### Directions for this task
Render every line of the data below as a Markdown table with the columns "Row" and "Entry", numbering the rows and skipping blank lines. Leave out the pictures.
-------- Provided entries --------
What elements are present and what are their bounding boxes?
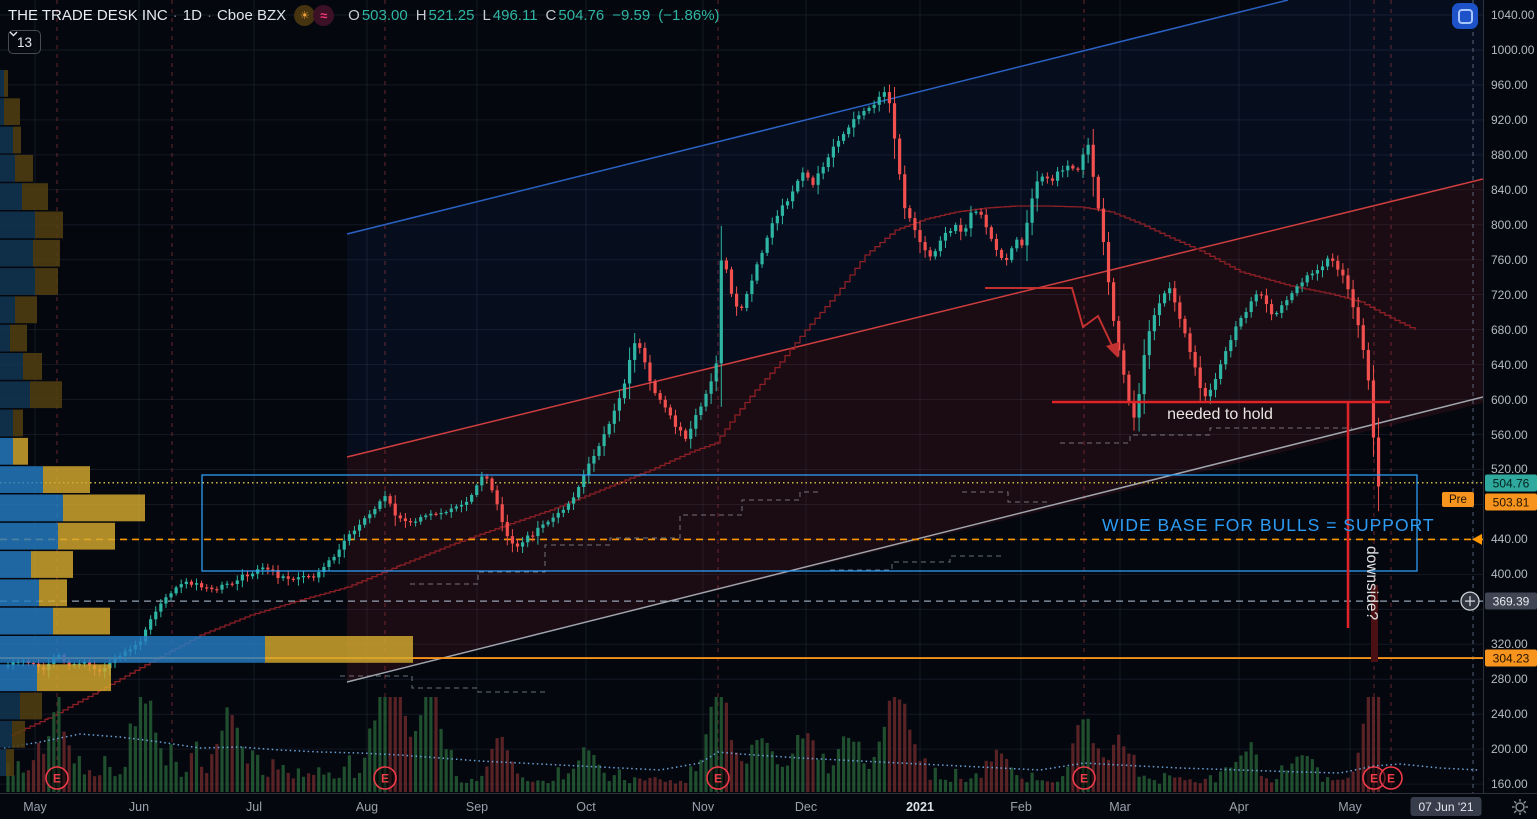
price-tick-label: 760.00	[1491, 252, 1528, 267]
price-axis[interactable]: 160.00 200.00 240.00 280.00 320.00 400.00 440.…	[1483, 0, 1537, 793]
time-tick-label: Jun	[128, 800, 150, 814]
layers-count-value: 13	[17, 34, 33, 50]
price-tick-label: 680.00	[1491, 322, 1528, 337]
price-tick-label: 520.00	[1491, 462, 1528, 477]
red-zigzag-arrow	[985, 287, 1117, 355]
time-tick-label: Apr	[1229, 800, 1249, 814]
price-tick-label: 320.00	[1491, 637, 1528, 652]
premarket-badge: Pre	[1442, 492, 1474, 507]
needed-to-hold-label[interactable]: needed to hold	[1167, 406, 1273, 423]
wave-badge-icon[interactable]: ≈	[313, 5, 335, 26]
separator-dot: ·	[172, 7, 178, 24]
svg-text:E: E	[53, 772, 61, 786]
open-label: O	[348, 7, 360, 24]
earnings-marker[interactable]: E	[45, 766, 69, 790]
price-tick-label: 880.00	[1491, 147, 1528, 162]
open-value: 503.00	[361, 7, 408, 24]
snapshot-button[interactable]	[1452, 3, 1478, 29]
price-tick-label: 440.00	[1491, 532, 1528, 547]
change-value: −9.59	[612, 7, 651, 24]
separator-dot: ·	[206, 7, 212, 24]
earnings-marker[interactable]: E	[706, 766, 730, 790]
price-tick-label: 400.00	[1491, 567, 1528, 582]
price-tick-label: 800.00	[1491, 217, 1528, 232]
time-tick-label: Nov	[691, 800, 715, 814]
moving-average-line	[10, 205, 1416, 736]
downside-label[interactable]: downside?	[1363, 546, 1380, 620]
time-tick-label: Dec	[794, 800, 818, 814]
trailing-stop-lines	[340, 427, 1352, 693]
orange-level-label: 304.23	[1485, 649, 1537, 667]
svg-text:E: E	[714, 772, 722, 786]
price-tick-label: 200.00	[1491, 742, 1528, 757]
plus-circle-icon[interactable]	[1460, 591, 1480, 611]
close-label: C	[545, 7, 557, 24]
volume-ma-line	[3, 733, 1479, 774]
high-label: H	[415, 7, 427, 24]
support-box	[201, 474, 1418, 572]
earnings-marker[interactable]: E	[373, 766, 397, 790]
annotations: needed to hold WIDE BASE FOR BULLS = SUPP…	[1102, 406, 1435, 620]
change-percent: (−1.86%)	[658, 7, 720, 24]
exchange-label[interactable]: Cboe BZX	[216, 7, 287, 24]
legend-badges: ☀ ≈	[294, 5, 335, 26]
layers-count-button[interactable]: 13	[8, 30, 42, 54]
time-tick-label: 2021	[906, 800, 934, 814]
downside-projection-bar	[1371, 585, 1378, 662]
price-tick-label: 1040.00	[1491, 8, 1535, 22]
svg-text:E: E	[1370, 772, 1378, 786]
low-value: 496.11	[492, 7, 538, 24]
price-tick-label: 240.00	[1491, 707, 1528, 722]
volume-bars	[6, 697, 1381, 792]
time-axis[interactable]: May Apr Mar Feb 2021 Dec Nov Oct Sep Aug Jul Jun May…	[0, 793, 1537, 819]
svg-text:E: E	[1080, 772, 1088, 786]
time-tick-label: Feb	[1010, 800, 1032, 814]
premarket-price-label: 503.81	[1485, 493, 1537, 511]
alert-price-label: 369.39	[1485, 592, 1537, 610]
sun-badge-icon[interactable]: ☀	[294, 5, 316, 26]
price-tick-label: 560.00	[1491, 427, 1528, 442]
low-label: L	[482, 7, 491, 24]
chart-pane[interactable]: needed to hold WIDE BASE FOR BULLS = SUPP…	[0, 0, 1483, 793]
price-tick-label: 280.00	[1491, 672, 1528, 687]
svg-text:E: E	[381, 772, 389, 786]
time-tick-label: May	[23, 800, 47, 814]
chart-legend[interactable]: THE TRADE DESK INC · 1D · Cboe BZX ☀ ≈ O…	[8, 5, 728, 26]
close-value: 504.76	[558, 7, 605, 24]
high-value: 521.25	[428, 7, 475, 24]
wide-base-label[interactable]: WIDE BASE FOR BULLS = SUPPORT	[1102, 515, 1435, 535]
settings-icon[interactable]	[1511, 798, 1529, 816]
price-chart-canvas[interactable]: needed to hold WIDE BASE FOR BULLS = SUPP…	[0, 0, 1483, 793]
price-tick-label: 600.00	[1491, 392, 1528, 407]
earnings-marker[interactable]: E	[1379, 766, 1403, 790]
time-tick-label: Sep	[465, 800, 489, 814]
user-drawings	[201, 287, 1418, 662]
price-tick-label: 840.00	[1491, 182, 1528, 197]
time-tick-label: Mar	[1109, 800, 1131, 814]
price-tick-label: 160.00	[1491, 777, 1528, 792]
time-tick-label: Jul	[246, 800, 262, 814]
earnings-marker[interactable]: E	[1072, 766, 1096, 790]
go-to-date-box[interactable]: 07 Jun '21	[1410, 797, 1482, 816]
time-tick-label: Oct	[576, 800, 596, 814]
last-price-label: 504.76	[1485, 474, 1537, 492]
snapshot-icon	[1457, 8, 1473, 24]
volume-profile	[0, 70, 413, 776]
red-trendline	[346, 178, 1483, 458]
interval-label[interactable]: 1D	[182, 7, 202, 24]
time-tick-label: May	[1338, 800, 1362, 814]
price-tick-label: 640.00	[1491, 357, 1528, 372]
price-tick-label: 1000.00	[1491, 42, 1535, 57]
price-tick-label: 720.00	[1491, 287, 1528, 302]
svg-text:E: E	[1387, 772, 1395, 786]
ohlc-values: O 503.00 H 521.25 L 496.11 C 504.76 −9.59 (−1.86%…	[348, 7, 727, 24]
time-tick-label: Aug	[355, 800, 379, 814]
chevron-down-icon	[9, 31, 18, 37]
blue-trendline	[346, 0, 1289, 235]
price-tick-label: 920.00	[1491, 112, 1528, 127]
symbol-title[interactable]: THE TRADE DESK INC	[8, 7, 168, 24]
price-tick-label: 960.00	[1491, 77, 1528, 92]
--------
### Exercise answer
| Row | Entry |
|---|---|
| 1 | What elements are present and what are their bounding boxes? |
| 2 | price-tick-label: 760.00	[1491, 252, 1528, 267] |
| 3 | price-axis[interactable]: 160.00 200.00 240.00 280.00 320.00 400.00 440.…	[1483, 0, 1537, 793] |
| 4 | time-tick-label: Jun	[128, 800, 150, 814] |
| 5 | layers-count-value: 13	[17, 34, 33, 50] |
| 6 | price-tick-label: 680.00	[1491, 322, 1528, 337] |
| 7 | price-tick-label: 520.00	[1491, 462, 1528, 477] |
| 8 | red-zigzag-arrow	[985, 287, 1117, 355] |
| 9 | time-tick-label: Apr	[1229, 800, 1249, 814] |
| 10 | price-tick-label: 320.00	[1491, 637, 1528, 652] |
| 11 | premarket-badge: Pre	[1442, 492, 1474, 507] |
| 12 | needed-to-hold-label[interactable]: needed to hold	[1167, 406, 1273, 423] |
| 13 | wave-badge-icon[interactable]: ≈	[313, 5, 335, 26] |
| 14 | separator-dot: ·	[172, 7, 178, 24] |
| 15 | svg-text:E: E	[53, 772, 61, 786] |
| 16 | open-label: O	[348, 7, 360, 24] |
| 17 | earnings-marker[interactable]: E	[45, 766, 69, 790] |
| 18 | price-tick-label: 880.00	[1491, 147, 1528, 162] |
| 19 | open-value: 503.00	[361, 7, 408, 24] |
| 20 | snapshot-button[interactable]	[1452, 3, 1478, 29] |
| 21 | price-tick-label: 440.00	[1491, 532, 1528, 547] |
| 22 | change-value: −9.59	[612, 7, 651, 24] |
| 23 | separator-dot: ·	[206, 7, 212, 24] |
| 24 | earnings-marker[interactable]: E	[706, 766, 730, 790] |
| 25 | price-tick-label: 400.00	[1491, 567, 1528, 582] |
| 26 | price-tick-label: 800.00	[1491, 217, 1528, 232] |
| 27 | time-tick-label: Nov	[691, 800, 715, 814] |
| 28 | moving-average-line	[10, 205, 1416, 736] |
| 29 | downside-label[interactable]: downside?	[1363, 546, 1380, 620] |
| 30 | time-tick-label: Dec	[794, 800, 818, 814] |
| 31 | trailing-stop-lines	[340, 427, 1352, 693] |
| 32 | orange-level-label: 304.23	[1485, 649, 1537, 667] |
| 33 | svg-text:E: E	[714, 772, 722, 786] |
| 34 | price-tick-label: 200.00	[1491, 742, 1528, 757] |
| 35 | plus-circle-icon[interactable]	[1460, 591, 1480, 611] |
| 36 | close-label: C	[545, 7, 557, 24] |
| 37 | volume-ma-line	[3, 733, 1479, 774] |
| 38 | high-label: H	[415, 7, 427, 24] |
| 39 | support-box	[201, 474, 1418, 572] |
| 40 | earnings-marker[interactable]: E	[373, 766, 397, 790] |
| 41 | annotations: needed to hold WIDE BASE FOR BULLS = SUPP…	[1102, 406, 1435, 620] |
| 42 | change-percent: (−1.86%)	[658, 7, 720, 24] |
| 43 | exchange-label[interactable]: Cboe BZX	[216, 7, 287, 24] |
| 44 | legend-badges: ☀ ≈	[294, 5, 335, 26] |
| 45 | layers-count-button[interactable]: 13	[8, 30, 42, 54] |
| 46 | time-tick-label: 2021	[906, 800, 934, 814] |
| 47 | downside-projection-bar	[1371, 585, 1378, 662] |
| 48 | price-tick-label: 1040.00	[1491, 8, 1535, 22] |
| 49 | svg-text:E: E	[1370, 772, 1378, 786] |
| 50 | low-value: 496.11	[492, 7, 538, 24] |
| 51 | price-tick-label: 240.00	[1491, 707, 1528, 722] |
| 52 | volume-bars	[6, 697, 1381, 792] |
| 53 | time-axis[interactable]: May Apr Mar Feb 2021 Dec Nov Oct Sep Aug Jul Jun May…	[0, 793, 1537, 819] |
| 54 | svg-text:E: E	[1080, 772, 1088, 786] |
| 55 | time-tick-label: Feb	[1010, 800, 1032, 814] |
| 56 | premarket-price-label: 503.81	[1485, 493, 1537, 511] |
| 57 | alert-price-label: 369.39	[1485, 592, 1537, 610] |
| 58 | sun-badge-icon[interactable]: ☀	[294, 5, 316, 26] |
| 59 | price-tick-label: 560.00	[1491, 427, 1528, 442] |
| 60 | low-label: L	[482, 7, 491, 24] |
| 61 | chart-pane[interactable]: needed to hold WIDE BASE FOR BULLS = SUPP…	[0, 0, 1483, 793] |
| 62 | price-tick-label: 280.00	[1491, 672, 1528, 687] |
| 63 | svg-text:E: E	[381, 772, 389, 786] |
| 64 | time-tick-label: May	[23, 800, 47, 814] |
| 65 | chart-legend[interactable]: THE TRADE DESK INC · 1D · Cboe BZX ☀ ≈ O…	[8, 5, 728, 26] |
| 66 | close-value: 504.76	[558, 7, 605, 24] |
| 67 | high-value: 521.25	[428, 7, 475, 24] |
| 68 | wide-base-label[interactable]: WIDE BASE FOR BULLS = SUPPORT	[1102, 515, 1435, 535] |
| 69 | settings-icon[interactable]	[1511, 798, 1529, 816] |
| 70 | price-chart-canvas[interactable]: needed to hold WIDE BASE FOR BULLS = SUPP…	[0, 0, 1483, 793] |
| 71 | price-tick-label: 600.00	[1491, 392, 1528, 407] |
| 72 | earnings-marker[interactable]: E	[1379, 766, 1403, 790] |
| 73 | time-tick-label: Sep	[465, 800, 489, 814] |
| 74 | user-drawings	[201, 287, 1418, 662] |
| 75 | price-tick-label: 840.00	[1491, 182, 1528, 197] |
| 76 | time-tick-label: Mar	[1109, 800, 1131, 814] |
| 77 | price-tick-label: 160.00	[1491, 777, 1528, 792] |
| 78 | time-tick-label: Jul	[246, 800, 262, 814] |
| 79 | earnings-marker[interactable]: E	[1072, 766, 1096, 790] |
| 80 | go-to-date-box[interactable]: 07 Jun '21	[1410, 797, 1482, 816] |
| 81 | time-tick-label: Oct	[576, 800, 596, 814] |
| 82 | last-price-label: 504.76	[1485, 474, 1537, 492] |
| 83 | snapshot-icon	[1457, 8, 1473, 24] |
| 84 | volume-profile	[0, 70, 413, 776] |
| 85 | red-trendline	[346, 178, 1483, 458] |
| 86 | interval-label[interactable]: 1D	[182, 7, 202, 24] |
| 87 | time-tick-label: May	[1338, 800, 1362, 814] |
| 88 | price-tick-label: 640.00	[1491, 357, 1528, 372] |
| 89 | price-tick-label: 1000.00	[1491, 42, 1535, 57] |
| 90 | price-tick-label: 720.00	[1491, 287, 1528, 302] |
| 91 | svg-text:E: E	[1387, 772, 1395, 786] |
| 92 | ohlc-values: O 503.00 H 521.25 L 496.11 C 504.76 −9.59 (−1.86%…	[348, 7, 727, 24] |
| 93 | time-tick-label: Aug	[355, 800, 379, 814] |
| 94 | chevron-down-icon	[9, 31, 18, 37] |
| 95 | blue-trendline	[346, 0, 1289, 235] |
| 96 | price-tick-label: 920.00	[1491, 112, 1528, 127] |
| 97 | symbol-title[interactable]: THE TRADE DESK INC	[8, 7, 168, 24] |
| 98 | price-tick-label: 960.00	[1491, 77, 1528, 92] |